Collect every line below that contains the word "document".
*****
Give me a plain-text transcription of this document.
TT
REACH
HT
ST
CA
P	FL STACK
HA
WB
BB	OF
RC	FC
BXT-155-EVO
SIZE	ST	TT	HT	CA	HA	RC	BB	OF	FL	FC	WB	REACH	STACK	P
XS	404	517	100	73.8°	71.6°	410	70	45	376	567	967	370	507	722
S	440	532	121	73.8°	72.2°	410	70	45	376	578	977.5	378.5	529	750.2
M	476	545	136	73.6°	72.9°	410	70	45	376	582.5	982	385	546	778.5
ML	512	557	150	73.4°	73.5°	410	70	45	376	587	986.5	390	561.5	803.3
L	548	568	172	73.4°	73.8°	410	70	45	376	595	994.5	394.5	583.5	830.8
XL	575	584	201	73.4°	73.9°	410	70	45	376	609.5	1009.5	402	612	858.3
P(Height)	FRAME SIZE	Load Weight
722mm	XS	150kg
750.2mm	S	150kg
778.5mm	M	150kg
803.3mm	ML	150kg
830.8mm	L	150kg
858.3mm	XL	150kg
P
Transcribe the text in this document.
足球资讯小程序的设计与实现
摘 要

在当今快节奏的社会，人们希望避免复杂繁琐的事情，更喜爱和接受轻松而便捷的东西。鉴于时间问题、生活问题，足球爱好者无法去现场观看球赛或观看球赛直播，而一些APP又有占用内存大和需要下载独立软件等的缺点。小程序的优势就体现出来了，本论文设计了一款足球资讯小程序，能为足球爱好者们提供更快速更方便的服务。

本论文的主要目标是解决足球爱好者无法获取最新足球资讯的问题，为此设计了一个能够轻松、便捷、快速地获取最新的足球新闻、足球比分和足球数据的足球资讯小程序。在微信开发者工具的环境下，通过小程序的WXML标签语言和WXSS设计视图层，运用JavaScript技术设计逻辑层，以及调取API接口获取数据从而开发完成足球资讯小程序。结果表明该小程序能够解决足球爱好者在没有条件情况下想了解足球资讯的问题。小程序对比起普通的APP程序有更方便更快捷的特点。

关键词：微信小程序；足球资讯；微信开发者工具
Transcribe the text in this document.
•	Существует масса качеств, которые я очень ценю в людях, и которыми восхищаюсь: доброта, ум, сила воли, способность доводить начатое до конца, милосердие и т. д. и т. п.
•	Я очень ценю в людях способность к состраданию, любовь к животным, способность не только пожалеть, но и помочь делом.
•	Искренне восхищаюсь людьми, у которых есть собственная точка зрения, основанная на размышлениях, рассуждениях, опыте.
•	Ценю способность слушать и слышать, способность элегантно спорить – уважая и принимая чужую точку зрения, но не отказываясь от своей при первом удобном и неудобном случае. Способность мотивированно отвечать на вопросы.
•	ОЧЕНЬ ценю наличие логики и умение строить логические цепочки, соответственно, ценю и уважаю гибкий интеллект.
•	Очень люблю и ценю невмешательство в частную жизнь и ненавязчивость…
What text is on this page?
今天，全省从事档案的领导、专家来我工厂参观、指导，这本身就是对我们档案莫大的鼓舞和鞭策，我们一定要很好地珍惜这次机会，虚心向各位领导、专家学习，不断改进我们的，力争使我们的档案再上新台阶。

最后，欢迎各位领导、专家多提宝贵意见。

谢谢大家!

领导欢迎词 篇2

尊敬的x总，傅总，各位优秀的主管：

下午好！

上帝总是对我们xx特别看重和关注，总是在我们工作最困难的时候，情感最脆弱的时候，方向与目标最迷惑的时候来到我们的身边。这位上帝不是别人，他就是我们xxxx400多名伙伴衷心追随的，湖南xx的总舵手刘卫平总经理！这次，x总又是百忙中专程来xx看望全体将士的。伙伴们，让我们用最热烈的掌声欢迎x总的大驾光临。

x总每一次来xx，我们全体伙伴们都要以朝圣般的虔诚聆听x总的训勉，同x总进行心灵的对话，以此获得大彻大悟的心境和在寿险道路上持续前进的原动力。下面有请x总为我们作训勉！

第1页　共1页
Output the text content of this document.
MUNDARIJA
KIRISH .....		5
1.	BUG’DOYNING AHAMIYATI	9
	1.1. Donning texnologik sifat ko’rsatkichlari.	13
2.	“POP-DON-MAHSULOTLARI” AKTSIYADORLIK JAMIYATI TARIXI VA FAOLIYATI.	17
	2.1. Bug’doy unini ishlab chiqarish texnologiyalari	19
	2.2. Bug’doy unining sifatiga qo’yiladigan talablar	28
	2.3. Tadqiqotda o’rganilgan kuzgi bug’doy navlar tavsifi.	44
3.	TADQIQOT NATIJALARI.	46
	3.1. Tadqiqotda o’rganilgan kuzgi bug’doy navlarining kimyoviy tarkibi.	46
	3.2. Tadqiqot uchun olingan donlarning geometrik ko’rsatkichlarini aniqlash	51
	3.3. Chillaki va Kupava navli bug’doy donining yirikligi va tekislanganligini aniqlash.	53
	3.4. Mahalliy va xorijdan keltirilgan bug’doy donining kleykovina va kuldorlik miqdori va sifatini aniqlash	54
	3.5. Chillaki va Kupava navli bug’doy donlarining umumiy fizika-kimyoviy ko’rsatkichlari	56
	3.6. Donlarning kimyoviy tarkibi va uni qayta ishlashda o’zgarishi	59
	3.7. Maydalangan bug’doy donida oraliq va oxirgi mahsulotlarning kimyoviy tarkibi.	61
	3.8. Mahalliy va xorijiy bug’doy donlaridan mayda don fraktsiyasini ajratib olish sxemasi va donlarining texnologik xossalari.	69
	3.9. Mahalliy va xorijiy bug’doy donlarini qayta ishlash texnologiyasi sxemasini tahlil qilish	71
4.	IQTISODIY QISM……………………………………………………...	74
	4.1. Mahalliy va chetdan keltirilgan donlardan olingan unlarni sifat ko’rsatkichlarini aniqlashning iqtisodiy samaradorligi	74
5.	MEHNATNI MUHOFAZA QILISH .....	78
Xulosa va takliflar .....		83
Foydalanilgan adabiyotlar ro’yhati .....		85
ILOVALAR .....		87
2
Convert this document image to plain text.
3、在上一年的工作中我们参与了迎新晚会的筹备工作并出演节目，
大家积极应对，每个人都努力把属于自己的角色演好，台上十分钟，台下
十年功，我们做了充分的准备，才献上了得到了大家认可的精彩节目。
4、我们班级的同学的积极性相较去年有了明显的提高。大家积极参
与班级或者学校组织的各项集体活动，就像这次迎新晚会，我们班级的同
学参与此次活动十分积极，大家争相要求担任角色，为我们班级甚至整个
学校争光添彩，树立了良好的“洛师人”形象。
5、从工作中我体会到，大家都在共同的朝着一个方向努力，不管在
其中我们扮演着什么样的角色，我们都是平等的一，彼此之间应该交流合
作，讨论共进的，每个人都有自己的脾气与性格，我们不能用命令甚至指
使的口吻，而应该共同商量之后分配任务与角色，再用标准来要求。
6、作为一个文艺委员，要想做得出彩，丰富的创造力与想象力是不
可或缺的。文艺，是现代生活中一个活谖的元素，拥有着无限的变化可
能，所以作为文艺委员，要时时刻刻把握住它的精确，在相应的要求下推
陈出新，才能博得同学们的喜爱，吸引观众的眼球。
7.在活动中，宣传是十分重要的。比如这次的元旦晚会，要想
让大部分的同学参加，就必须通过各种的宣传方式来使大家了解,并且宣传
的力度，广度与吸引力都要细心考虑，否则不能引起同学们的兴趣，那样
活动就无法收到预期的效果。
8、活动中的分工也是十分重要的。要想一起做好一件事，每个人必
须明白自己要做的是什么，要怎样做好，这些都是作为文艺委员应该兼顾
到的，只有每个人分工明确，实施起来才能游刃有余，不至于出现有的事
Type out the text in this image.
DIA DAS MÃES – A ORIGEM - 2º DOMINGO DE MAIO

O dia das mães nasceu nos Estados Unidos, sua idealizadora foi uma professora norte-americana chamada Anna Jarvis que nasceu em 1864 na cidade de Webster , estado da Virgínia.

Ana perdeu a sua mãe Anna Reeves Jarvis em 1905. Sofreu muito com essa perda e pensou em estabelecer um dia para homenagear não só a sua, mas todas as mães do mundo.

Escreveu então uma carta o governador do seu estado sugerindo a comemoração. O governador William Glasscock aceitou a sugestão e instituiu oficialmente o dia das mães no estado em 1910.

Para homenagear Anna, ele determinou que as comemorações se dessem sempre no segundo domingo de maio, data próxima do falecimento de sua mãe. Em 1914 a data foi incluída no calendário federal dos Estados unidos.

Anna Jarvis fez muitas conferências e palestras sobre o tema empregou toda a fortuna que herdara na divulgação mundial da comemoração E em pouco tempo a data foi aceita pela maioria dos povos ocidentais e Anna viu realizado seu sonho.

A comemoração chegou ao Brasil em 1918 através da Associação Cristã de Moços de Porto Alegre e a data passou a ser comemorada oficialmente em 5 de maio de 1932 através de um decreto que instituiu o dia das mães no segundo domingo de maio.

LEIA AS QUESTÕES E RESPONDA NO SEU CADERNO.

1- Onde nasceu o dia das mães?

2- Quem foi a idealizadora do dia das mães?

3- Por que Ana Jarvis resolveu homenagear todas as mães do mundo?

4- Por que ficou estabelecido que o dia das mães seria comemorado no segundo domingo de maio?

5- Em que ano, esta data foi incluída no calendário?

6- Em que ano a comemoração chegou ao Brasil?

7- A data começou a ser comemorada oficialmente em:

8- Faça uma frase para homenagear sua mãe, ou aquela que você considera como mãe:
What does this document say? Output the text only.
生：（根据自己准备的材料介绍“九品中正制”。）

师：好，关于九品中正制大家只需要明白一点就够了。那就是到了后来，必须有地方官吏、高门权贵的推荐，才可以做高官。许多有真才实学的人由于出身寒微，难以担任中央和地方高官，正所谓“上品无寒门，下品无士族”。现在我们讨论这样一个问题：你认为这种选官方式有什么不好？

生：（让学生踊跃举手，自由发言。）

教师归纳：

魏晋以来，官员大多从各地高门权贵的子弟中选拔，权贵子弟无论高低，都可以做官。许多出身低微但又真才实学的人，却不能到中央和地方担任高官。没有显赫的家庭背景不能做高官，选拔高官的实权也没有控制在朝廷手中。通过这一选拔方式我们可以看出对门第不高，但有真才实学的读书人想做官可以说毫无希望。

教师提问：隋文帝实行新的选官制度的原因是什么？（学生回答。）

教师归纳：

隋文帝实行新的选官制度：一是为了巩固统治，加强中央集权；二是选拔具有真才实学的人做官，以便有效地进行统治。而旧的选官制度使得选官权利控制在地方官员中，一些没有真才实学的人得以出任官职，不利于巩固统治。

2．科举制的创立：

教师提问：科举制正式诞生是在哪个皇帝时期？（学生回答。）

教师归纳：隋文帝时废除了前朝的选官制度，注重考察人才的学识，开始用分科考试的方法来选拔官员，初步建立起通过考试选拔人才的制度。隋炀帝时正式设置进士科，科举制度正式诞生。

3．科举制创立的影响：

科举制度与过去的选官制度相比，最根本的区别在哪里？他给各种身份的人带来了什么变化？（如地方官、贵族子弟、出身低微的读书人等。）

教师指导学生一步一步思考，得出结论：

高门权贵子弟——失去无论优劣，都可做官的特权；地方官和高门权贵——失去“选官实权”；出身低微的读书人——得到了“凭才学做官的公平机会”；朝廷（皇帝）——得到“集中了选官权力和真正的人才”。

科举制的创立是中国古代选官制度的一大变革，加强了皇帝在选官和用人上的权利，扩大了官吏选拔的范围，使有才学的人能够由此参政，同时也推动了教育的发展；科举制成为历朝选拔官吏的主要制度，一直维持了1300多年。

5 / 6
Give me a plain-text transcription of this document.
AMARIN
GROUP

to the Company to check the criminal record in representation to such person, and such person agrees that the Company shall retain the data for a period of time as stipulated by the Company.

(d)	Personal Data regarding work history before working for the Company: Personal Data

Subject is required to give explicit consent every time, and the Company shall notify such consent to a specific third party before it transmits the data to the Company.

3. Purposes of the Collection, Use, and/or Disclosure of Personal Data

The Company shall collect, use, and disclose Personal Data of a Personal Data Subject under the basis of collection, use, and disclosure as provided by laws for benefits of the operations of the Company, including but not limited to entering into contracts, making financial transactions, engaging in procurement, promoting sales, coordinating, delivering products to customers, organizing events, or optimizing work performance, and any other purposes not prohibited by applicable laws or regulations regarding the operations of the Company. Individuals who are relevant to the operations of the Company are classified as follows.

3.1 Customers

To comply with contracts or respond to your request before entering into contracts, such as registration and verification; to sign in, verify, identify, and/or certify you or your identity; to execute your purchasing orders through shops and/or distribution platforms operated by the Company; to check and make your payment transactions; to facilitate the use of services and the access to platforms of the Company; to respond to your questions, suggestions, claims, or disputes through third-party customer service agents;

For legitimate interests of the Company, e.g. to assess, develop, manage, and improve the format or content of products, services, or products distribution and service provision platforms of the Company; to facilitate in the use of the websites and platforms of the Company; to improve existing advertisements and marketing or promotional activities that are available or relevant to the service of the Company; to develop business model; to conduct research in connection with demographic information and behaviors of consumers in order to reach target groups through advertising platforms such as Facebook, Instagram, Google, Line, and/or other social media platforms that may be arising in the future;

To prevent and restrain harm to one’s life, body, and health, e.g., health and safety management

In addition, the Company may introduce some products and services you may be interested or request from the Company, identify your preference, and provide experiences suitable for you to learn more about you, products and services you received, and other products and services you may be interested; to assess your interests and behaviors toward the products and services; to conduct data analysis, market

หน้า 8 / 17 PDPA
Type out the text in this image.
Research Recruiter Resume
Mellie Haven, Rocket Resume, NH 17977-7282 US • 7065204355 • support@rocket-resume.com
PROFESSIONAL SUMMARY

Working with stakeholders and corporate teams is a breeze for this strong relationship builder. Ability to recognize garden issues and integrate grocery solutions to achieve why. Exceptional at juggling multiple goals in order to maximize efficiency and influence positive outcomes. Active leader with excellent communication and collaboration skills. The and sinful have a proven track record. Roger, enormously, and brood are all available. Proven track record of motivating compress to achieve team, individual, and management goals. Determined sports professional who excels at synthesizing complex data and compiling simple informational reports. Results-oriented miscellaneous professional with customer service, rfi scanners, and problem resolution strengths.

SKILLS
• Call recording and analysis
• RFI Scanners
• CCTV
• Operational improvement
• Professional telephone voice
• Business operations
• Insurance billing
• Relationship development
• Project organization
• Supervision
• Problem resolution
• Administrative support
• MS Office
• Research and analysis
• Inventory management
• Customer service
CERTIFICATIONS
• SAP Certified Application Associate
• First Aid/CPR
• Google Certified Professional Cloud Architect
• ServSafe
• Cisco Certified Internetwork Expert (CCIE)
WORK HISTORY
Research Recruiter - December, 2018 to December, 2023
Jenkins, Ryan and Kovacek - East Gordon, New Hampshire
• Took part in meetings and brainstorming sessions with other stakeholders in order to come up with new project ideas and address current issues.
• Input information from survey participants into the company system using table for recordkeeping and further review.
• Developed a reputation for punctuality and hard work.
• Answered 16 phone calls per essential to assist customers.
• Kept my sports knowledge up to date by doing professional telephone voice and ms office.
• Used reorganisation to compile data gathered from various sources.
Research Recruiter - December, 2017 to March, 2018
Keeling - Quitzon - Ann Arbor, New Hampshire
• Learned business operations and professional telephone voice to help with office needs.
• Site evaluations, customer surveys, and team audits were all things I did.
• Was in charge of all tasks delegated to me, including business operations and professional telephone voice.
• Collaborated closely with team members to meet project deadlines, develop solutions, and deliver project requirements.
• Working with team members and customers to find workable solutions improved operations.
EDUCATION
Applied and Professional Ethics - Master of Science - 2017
*****
Finished exercise:
Give me a plain-text transcription of this document.
Transcribe the text in this document.
Transcribe the text in this document.
Output the text content of this document.
Convert this document image to plain text.
What does this document say? Output the text only.
Give me a plain-text transcription of this document.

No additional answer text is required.